■ **INSTRUCTIONS FOR THE TASK**:
For this exercise, copy out each line of the material below that includes "false".

■ **RECORDS FOR THIS EXERCISE**:
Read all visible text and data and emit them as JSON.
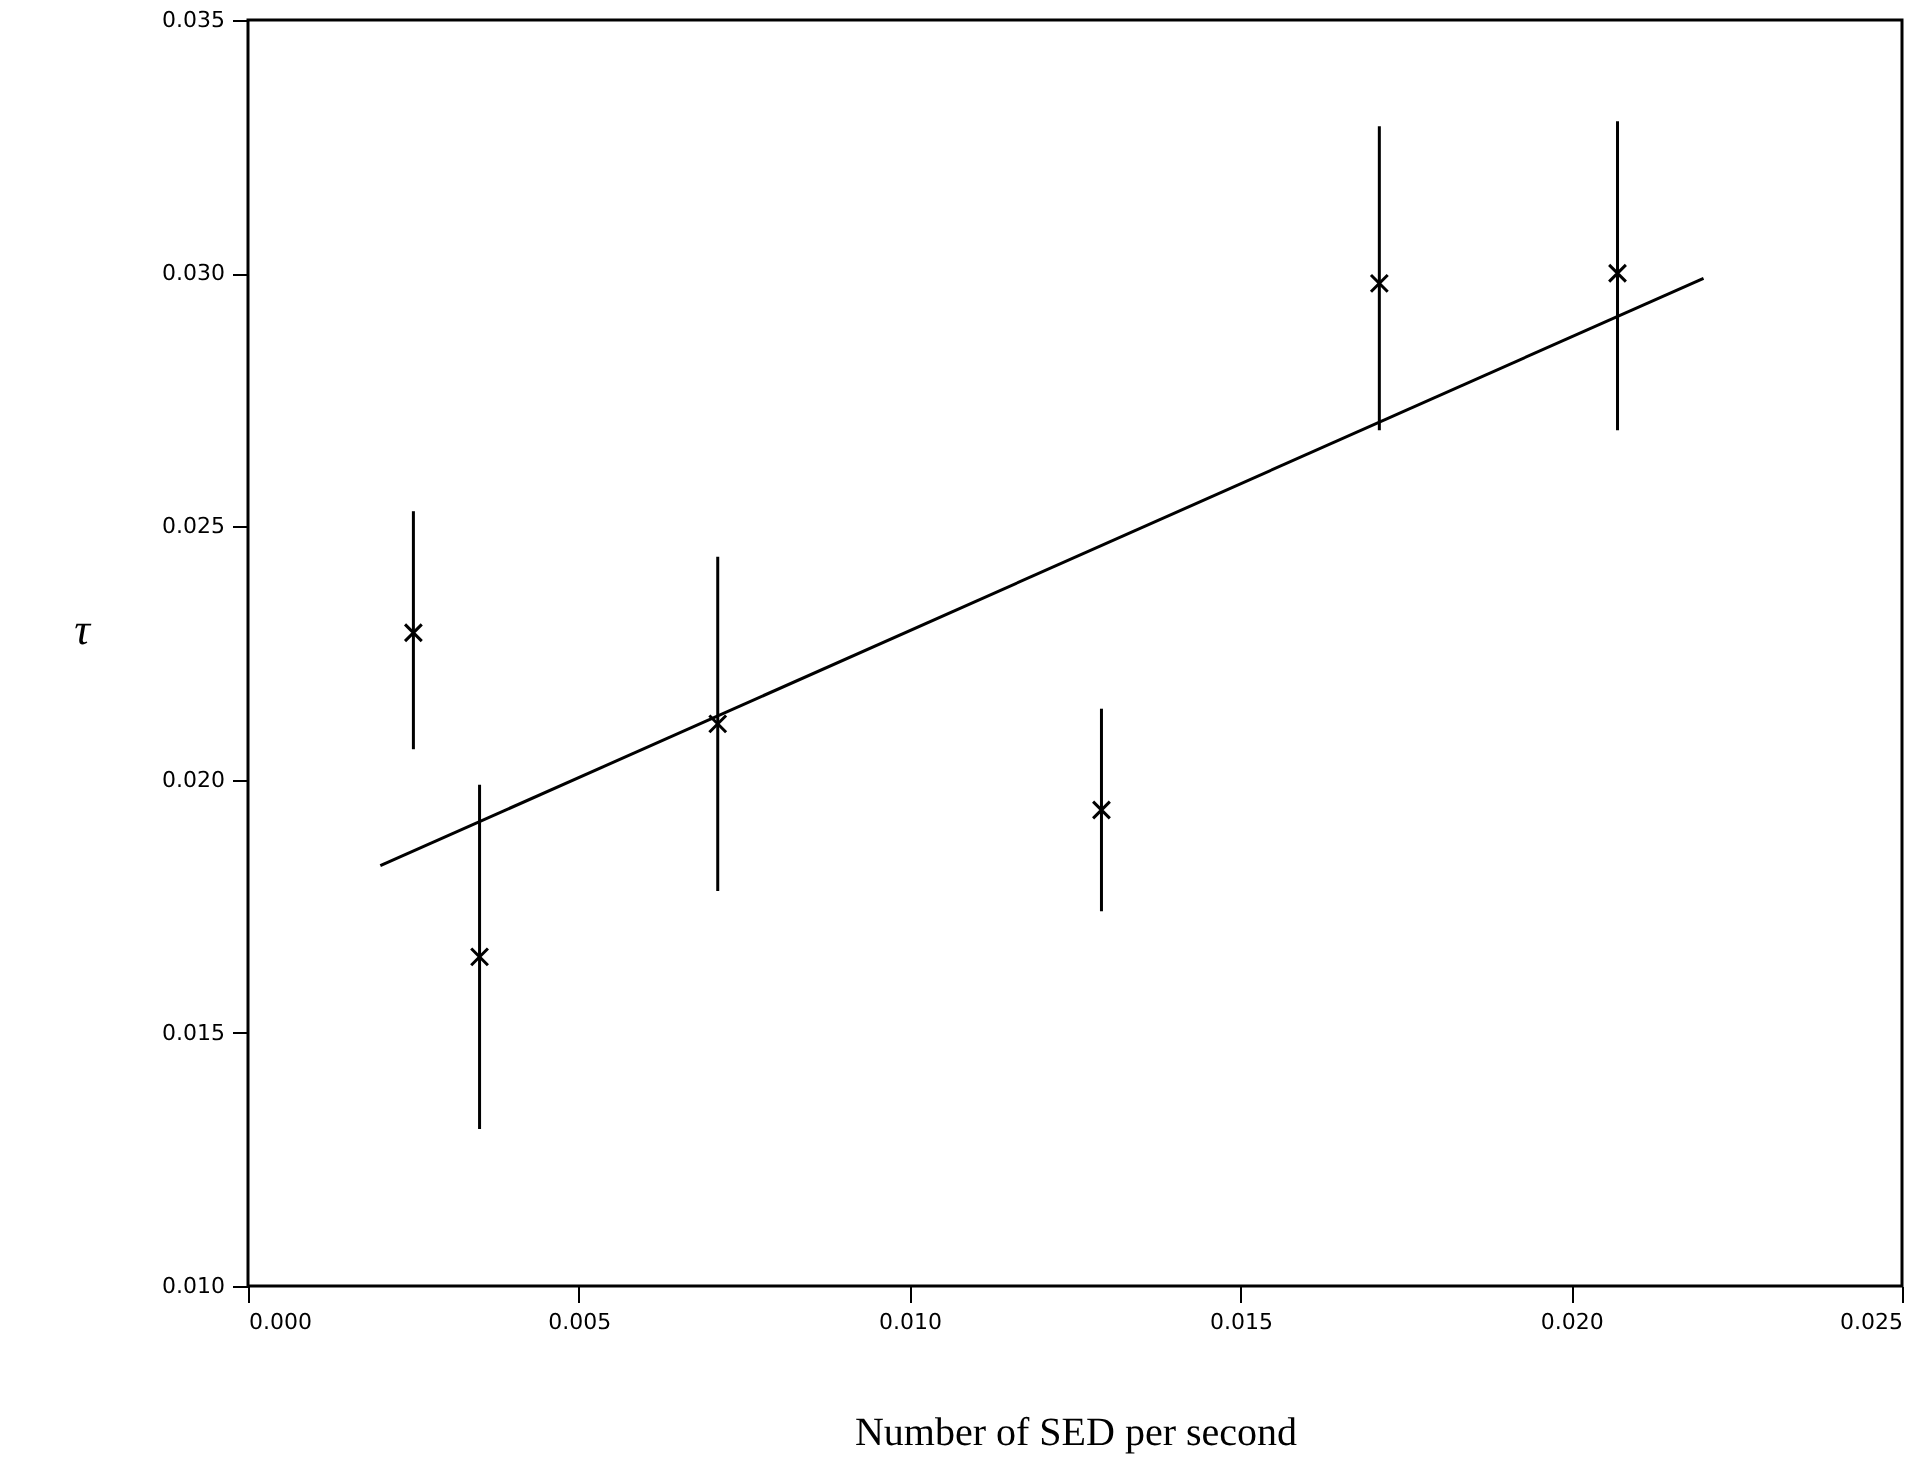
{
  "chart_data": {
    "type": "scatter",
    "xlabel": "Number of SED per second",
    "ylabel": "τ",
    "xlim": [
      0,
      0.025
    ],
    "xticks": [
      {
        "value": 0,
        "label": "0.000"
      },
      {
        "value": 0.005,
        "label": "0.005"
      },
      {
        "value": 0.01,
        "label": "0.010"
      },
      {
        "value": 0.015,
        "label": "0.015"
      },
      {
        "value": 0.02,
        "label": "0.020"
      },
      {
        "value": 0.025,
        "label": "0.025"
      }
    ],
    "ylim": [
      0.01,
      0.035
    ],
    "yticks": [
      {
        "value": 0.01,
        "label": "0.010"
      },
      {
        "value": 0.015,
        "label": "0.015"
      },
      {
        "value": 0.02,
        "label": "0.020"
      },
      {
        "value": 0.025,
        "label": "0.025"
      },
      {
        "value": 0.03,
        "label": "0.030"
      },
      {
        "value": 0.035,
        "label": "0.035"
      }
    ],
    "grid": false,
    "series": [
      {
        "marker": "cross",
        "color": "#000000",
        "x": [
          0.0025,
          0.0035,
          0.0071,
          0.0129,
          0.0171,
          0.0207
        ],
        "values": [
          0.0229,
          0.0165,
          0.0211,
          0.0194,
          0.0298,
          0.03
        ],
        "errors": [
          [
            0.0206,
            0.0253
          ],
          [
            0.0131,
            0.0199
          ],
          [
            0.0178,
            0.0244
          ],
          [
            0.0174,
            0.0214
          ],
          [
            0.0269,
            0.0329
          ],
          [
            0.0269,
            0.033
          ]
        ]
      },
      {
        "type": "line",
        "marker": "none",
        "color": "#000000",
        "x": [
          0.002,
          0.022
        ],
        "values": [
          0.0183,
          0.0299
        ]
      }
    ]
  }
}
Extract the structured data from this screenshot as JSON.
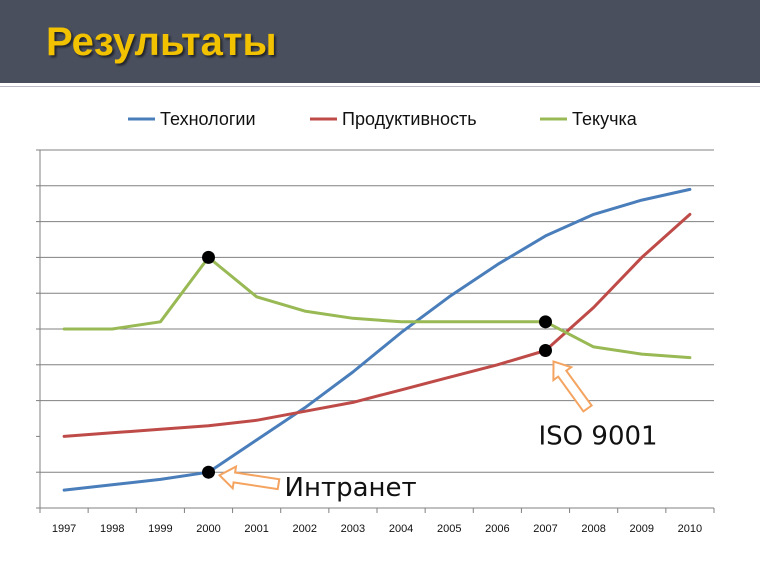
{
  "slide": {
    "title": "Результаты"
  },
  "chart_data": {
    "type": "line",
    "title": "",
    "xlabel": "",
    "ylabel": "",
    "categories": [
      "1997",
      "1998",
      "1999",
      "2000",
      "2001",
      "2002",
      "2003",
      "2004",
      "2005",
      "2006",
      "2007",
      "2008",
      "2009",
      "2010"
    ],
    "ylim": [
      0,
      10
    ],
    "grid": true,
    "y_tick_labels_shown": false,
    "legend": "top",
    "series": [
      {
        "name": "Технологии",
        "color": "#4a7ebb",
        "values": [
          0.5,
          0.65,
          0.8,
          1.0,
          1.9,
          2.8,
          3.8,
          4.9,
          5.9,
          6.8,
          7.6,
          8.2,
          8.6,
          8.9
        ]
      },
      {
        "name": "Продуктивность",
        "color": "#be4b48",
        "values": [
          2.0,
          2.1,
          2.2,
          2.3,
          2.45,
          2.7,
          2.95,
          3.3,
          3.65,
          4.0,
          4.4,
          5.6,
          7.0,
          8.2
        ]
      },
      {
        "name": "Текучка",
        "color": "#98b954",
        "values": [
          5.0,
          5.0,
          5.2,
          7.0,
          5.9,
          5.5,
          5.3,
          5.2,
          5.2,
          5.2,
          5.2,
          4.5,
          4.3,
          4.2
        ]
      }
    ],
    "markers": [
      {
        "series": 2,
        "index": 3
      },
      {
        "series": 0,
        "index": 3
      },
      {
        "series": 2,
        "index": 10
      },
      {
        "series": 1,
        "index": 10
      }
    ],
    "annotations": [
      {
        "text": "Интранет",
        "series": 0,
        "index": 3,
        "arrow_color": "#f4a460"
      },
      {
        "text": "ISO 9001",
        "series": 1,
        "index": 10,
        "arrow_color": "#f4a460"
      }
    ],
    "axis_color": "#808080",
    "grid_color": "#808080",
    "marker_color": "#000000"
  }
}
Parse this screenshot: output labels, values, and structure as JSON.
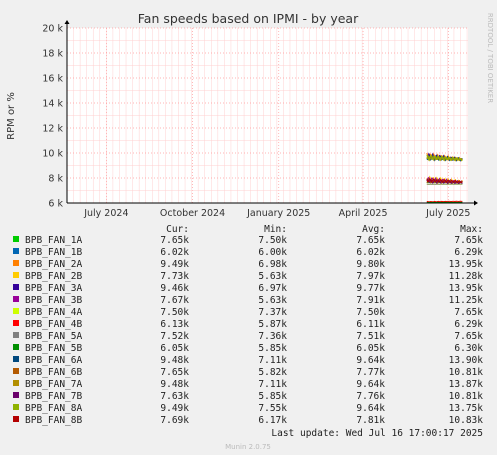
{
  "chart_data": {
    "type": "line",
    "title": "Fan speeds based on IPMI - by year",
    "ylabel": "RPM or %",
    "watermark": "RRDTOOL / TOBI OETIKER",
    "footer": "Munin 2.0.75",
    "ylim": [
      6000,
      20000
    ],
    "yticks": [
      {
        "value": 6000,
        "label": "6 k"
      },
      {
        "value": 8000,
        "label": "8 k"
      },
      {
        "value": 10000,
        "label": "10 k"
      },
      {
        "value": 12000,
        "label": "12 k"
      },
      {
        "value": 14000,
        "label": "14 k"
      },
      {
        "value": 16000,
        "label": "16 k"
      },
      {
        "value": 18000,
        "label": "18 k"
      },
      {
        "value": 20000,
        "label": "20 k"
      }
    ],
    "xlim": [
      "2024-05-20",
      "2025-07-22"
    ],
    "xticks": [
      {
        "date": "2024-07-01",
        "label": "July 2024"
      },
      {
        "date": "2024-10-01",
        "label": "October 2024"
      },
      {
        "date": "2025-01-01",
        "label": "January 2025"
      },
      {
        "date": "2025-04-01",
        "label": "April 2025"
      },
      {
        "date": "2025-07-01",
        "label": "July 2025"
      }
    ],
    "data_start": "2025-06-08",
    "data_end": "2025-07-16",
    "legend_headers": {
      "cur": "Cur:",
      "min": "Min:",
      "avg": "Avg:",
      "max": "Max:"
    },
    "series": [
      {
        "name": "BPB_FAN_1A",
        "color": "#00cc00",
        "cur": "7.65k",
        "min": "7.50k",
        "avg": "7.65k",
        "max": "7.65k"
      },
      {
        "name": "BPB_FAN_1B",
        "color": "#0066b3",
        "cur": "6.02k",
        "min": "6.00k",
        "avg": "6.02k",
        "max": "6.29k"
      },
      {
        "name": "BPB_FAN_2A",
        "color": "#ff8000",
        "cur": "9.49k",
        "min": "6.98k",
        "avg": "9.80k",
        "max": "13.95k"
      },
      {
        "name": "BPB_FAN_2B",
        "color": "#ffcc00",
        "cur": "7.73k",
        "min": "5.63k",
        "avg": "7.97k",
        "max": "11.28k"
      },
      {
        "name": "BPB_FAN_3A",
        "color": "#330099",
        "cur": "9.46k",
        "min": "6.97k",
        "avg": "9.77k",
        "max": "13.95k"
      },
      {
        "name": "BPB_FAN_3B",
        "color": "#990099",
        "cur": "7.67k",
        "min": "5.63k",
        "avg": "7.91k",
        "max": "11.25k"
      },
      {
        "name": "BPB_FAN_4A",
        "color": "#ccff00",
        "cur": "7.50k",
        "min": "7.37k",
        "avg": "7.50k",
        "max": "7.65k"
      },
      {
        "name": "BPB_FAN_4B",
        "color": "#ff0000",
        "cur": "6.13k",
        "min": "5.87k",
        "avg": "6.11k",
        "max": "6.29k"
      },
      {
        "name": "BPB_FAN_5A",
        "color": "#808080",
        "cur": "7.52k",
        "min": "7.36k",
        "avg": "7.51k",
        "max": "7.65k"
      },
      {
        "name": "BPB_FAN_5B",
        "color": "#008f00",
        "cur": "6.05k",
        "min": "5.85k",
        "avg": "6.05k",
        "max": "6.30k"
      },
      {
        "name": "BPB_FAN_6A",
        "color": "#00487d",
        "cur": "9.48k",
        "min": "7.11k",
        "avg": "9.64k",
        "max": "13.90k"
      },
      {
        "name": "BPB_FAN_6B",
        "color": "#b35a00",
        "cur": "7.65k",
        "min": "5.82k",
        "avg": "7.77k",
        "max": "10.81k"
      },
      {
        "name": "BPB_FAN_7A",
        "color": "#b38f00",
        "cur": "9.48k",
        "min": "7.11k",
        "avg": "9.64k",
        "max": "13.87k"
      },
      {
        "name": "BPB_FAN_7B",
        "color": "#6b006b",
        "cur": "7.63k",
        "min": "5.85k",
        "avg": "7.76k",
        "max": "10.81k"
      },
      {
        "name": "BPB_FAN_8A",
        "color": "#8fb300",
        "cur": "9.49k",
        "min": "7.55k",
        "avg": "9.64k",
        "max": "13.75k"
      },
      {
        "name": "BPB_FAN_8B",
        "color": "#b30000",
        "cur": "7.69k",
        "min": "6.17k",
        "avg": "7.81k",
        "max": "10.83k"
      }
    ],
    "last_update": "Last update: Wed Jul 16 17:00:17 2025",
    "grid": true
  }
}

■ **TASK OUTPUT**:
    "grid": false,
    "y_tick_labels_shown": false,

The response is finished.